RECORDS:
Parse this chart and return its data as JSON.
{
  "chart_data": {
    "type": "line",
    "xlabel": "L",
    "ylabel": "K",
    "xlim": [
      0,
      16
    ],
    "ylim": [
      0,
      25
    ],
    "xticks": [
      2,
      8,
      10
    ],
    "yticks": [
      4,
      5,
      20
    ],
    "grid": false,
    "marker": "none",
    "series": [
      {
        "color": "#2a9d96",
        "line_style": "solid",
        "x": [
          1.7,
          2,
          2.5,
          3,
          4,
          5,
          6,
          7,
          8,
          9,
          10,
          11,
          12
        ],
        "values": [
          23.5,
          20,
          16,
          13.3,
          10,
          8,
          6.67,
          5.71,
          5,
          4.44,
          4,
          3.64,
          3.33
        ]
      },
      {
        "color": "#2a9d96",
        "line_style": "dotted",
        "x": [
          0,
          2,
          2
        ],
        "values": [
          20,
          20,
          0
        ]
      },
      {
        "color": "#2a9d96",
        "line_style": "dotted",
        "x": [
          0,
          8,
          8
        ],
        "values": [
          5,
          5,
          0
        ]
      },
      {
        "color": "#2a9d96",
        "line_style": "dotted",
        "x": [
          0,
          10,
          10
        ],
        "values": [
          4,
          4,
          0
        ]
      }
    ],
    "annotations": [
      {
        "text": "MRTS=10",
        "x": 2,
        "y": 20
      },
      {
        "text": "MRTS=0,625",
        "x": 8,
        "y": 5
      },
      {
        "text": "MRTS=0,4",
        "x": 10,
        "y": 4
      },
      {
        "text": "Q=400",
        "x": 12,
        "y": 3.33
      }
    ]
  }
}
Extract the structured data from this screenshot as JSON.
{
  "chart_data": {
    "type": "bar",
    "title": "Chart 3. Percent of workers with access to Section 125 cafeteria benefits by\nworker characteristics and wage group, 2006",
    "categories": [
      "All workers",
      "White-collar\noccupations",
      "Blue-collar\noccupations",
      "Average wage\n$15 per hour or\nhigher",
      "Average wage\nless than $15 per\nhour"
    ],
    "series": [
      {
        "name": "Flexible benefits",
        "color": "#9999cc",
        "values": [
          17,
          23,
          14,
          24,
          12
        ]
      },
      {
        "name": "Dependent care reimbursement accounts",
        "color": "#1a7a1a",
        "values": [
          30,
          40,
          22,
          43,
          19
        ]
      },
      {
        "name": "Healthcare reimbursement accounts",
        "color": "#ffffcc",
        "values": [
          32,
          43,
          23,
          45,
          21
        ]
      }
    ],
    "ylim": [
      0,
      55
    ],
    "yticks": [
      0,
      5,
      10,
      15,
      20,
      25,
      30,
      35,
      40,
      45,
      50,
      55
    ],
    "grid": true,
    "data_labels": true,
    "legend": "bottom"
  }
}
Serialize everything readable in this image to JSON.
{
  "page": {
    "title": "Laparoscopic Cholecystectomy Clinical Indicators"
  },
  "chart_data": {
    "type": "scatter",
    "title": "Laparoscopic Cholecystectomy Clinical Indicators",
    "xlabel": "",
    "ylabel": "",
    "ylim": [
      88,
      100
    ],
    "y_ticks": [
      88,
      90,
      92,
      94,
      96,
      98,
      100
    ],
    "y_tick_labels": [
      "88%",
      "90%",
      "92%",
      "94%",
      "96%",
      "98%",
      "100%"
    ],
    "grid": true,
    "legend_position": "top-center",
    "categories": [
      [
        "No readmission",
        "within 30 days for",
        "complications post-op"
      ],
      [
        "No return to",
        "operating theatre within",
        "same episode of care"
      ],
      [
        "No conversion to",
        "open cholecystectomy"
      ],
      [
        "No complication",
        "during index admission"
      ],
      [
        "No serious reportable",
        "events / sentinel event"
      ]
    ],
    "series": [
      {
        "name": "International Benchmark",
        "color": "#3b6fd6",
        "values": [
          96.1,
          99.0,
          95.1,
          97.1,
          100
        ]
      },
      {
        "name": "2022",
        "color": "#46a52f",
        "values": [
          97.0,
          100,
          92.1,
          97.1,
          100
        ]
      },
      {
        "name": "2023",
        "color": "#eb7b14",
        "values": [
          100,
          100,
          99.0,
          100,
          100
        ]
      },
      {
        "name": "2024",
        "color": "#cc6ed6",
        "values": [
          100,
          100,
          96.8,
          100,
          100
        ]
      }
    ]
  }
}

WORK TO DO: Give a word-for-word copy of the records.

EXERCISE RESPONSE:
Parse this chart and return its data as JSON.
{
  "chart_data": {
    "type": "line",
    "xlabel": "L",
    "ylabel": "K",
    "xlim": [
      0,
      16
    ],
    "ylim": [
      0,
      25
    ],
    "xticks": [
      2,
      8,
      10
    ],
    "yticks": [
      4,
      5,
      20
    ],
    "grid": false,
    "marker": "none",
    "series": [
      {
        "color": "#2a9d96",
        "line_style": "solid",
        "x": [
          1.7,
          2,
          2.5,
          3,
          4,
          5,
          6,
          7,
          8,
          9,
          10,
          11,
          12
        ],
        "values": [
          23.5,
          20,
          16,
          13.3,
          10,
          8,
          6.67,
          5.71,
          5,
          4.44,
          4,
          3.64,
          3.33
        ]
      },
      {
        "color": "#2a9d96",
        "line_style": "dotted",
        "x": [
          0,
          2,
          2
        ],
        "values": [
          20,
          20,
          0
        ]
      },
      {
        "color": "#2a9d96",
        "line_style": "dotted",
        "x": [
          0,
          8,
          8
        ],
        "values": [
          5,
          5,
          0
        ]
      },
      {
        "color": "#2a9d96",
        "line_style": "dotted",
        "x": [
          0,
          10,
          10
        ],
        "values": [
          4,
          4,
          0
        ]
      }
    ],
    "annotations": [
      {
        "text": "MRTS=10",
        "x": 2,
        "y": 20
      },
      {
        "text": "MRTS=0,625",
        "x": 8,
        "y": 5
      },
      {
        "text": "MRTS=0,4",
        "x": 10,
        "y": 4
      },
      {
        "text": "Q=400",
        "x": 12,
        "y": 3.33
      }
    ]
  }
}
Extract the structured data from this screenshot as JSON.
{
  "chart_data": {
    "type": "bar",
    "title": "Chart 3. Percent of workers with access to Section 125 cafeteria benefits by\nworker characteristics and wage group, 2006",
    "categories": [
      "All workers",
      "White-collar\noccupations",
      "Blue-collar\noccupations",
      "Average wage\n$15 per hour or\nhigher",
      "Average wage\nless than $15 per\nhour"
    ],
    "series": [
      {
        "name": "Flexible benefits",
        "color": "#9999cc",
        "values": [
          17,
          23,
          14,
          24,
          12
        ]
      },
      {
        "name": "Dependent care reimbursement accounts",
        "color": "#1a7a1a",
        "values": [
          30,
          40,
          22,
          43,
          19
        ]
      },
      {
        "name": "Healthcare reimbursement accounts",
        "color": "#ffffcc",
        "values": [
          32,
          43,
          23,
          45,
          21
        ]
      }
    ],
    "ylim": [
      0,
      55
    ],
    "yticks": [
      0,
      5,
      10,
      15,
      20,
      25,
      30,
      35,
      40,
      45,
      50,
      55
    ],
    "grid": true,
    "data_labels": true,
    "legend": "bottom"
  }
}
Serialize everything readable in this image to JSON.
{
  "page": {
    "title": "Laparoscopic Cholecystectomy Clinical Indicators"
  },
  "chart_data": {
    "type": "scatter",
    "title": "Laparoscopic Cholecystectomy Clinical Indicators",
    "xlabel": "",
    "ylabel": "",
    "ylim": [
      88,
      100
    ],
    "y_ticks": [
      88,
      90,
      92,
      94,
      96,
      98,
      100
    ],
    "y_tick_labels": [
      "88%",
      "90%",
      "92%",
      "94%",
      "96%",
      "98%",
      "100%"
    ],
    "grid": true,
    "legend_position": "top-center",
    "categories": [
      [
        "No readmission",
        "within 30 days for",
        "complications post-op"
      ],
      [
        "No return to",
        "operating theatre within",
        "same episode of care"
      ],
      [
        "No conversion to",
        "open cholecystectomy"
      ],
      [
        "No complication",
        "during index admission"
      ],
      [
        "No serious reportable",
        "events / sentinel event"
      ]
    ],
    "series": [
      {
        "name": "International Benchmark",
        "color": "#3b6fd6",
        "values": [
          96.1,
          99.0,
          95.1,
          97.1,
          100
        ]
      },
      {
        "name": "2022",
        "color": "#46a52f",
        "values": [
          97.0,
          100,
          92.1,
          97.1,
          100
        ]
      },
      {
        "name": "2023",
        "color": "#eb7b14",
        "values": [
          100,
          100,
          99.0,
          100,
          100
        ]
      },
      {
        "name": "2024",
        "color": "#cc6ed6",
        "values": [
          100,
          100,
          96.8,
          100,
          100
        ]
      }
    ]
  }
}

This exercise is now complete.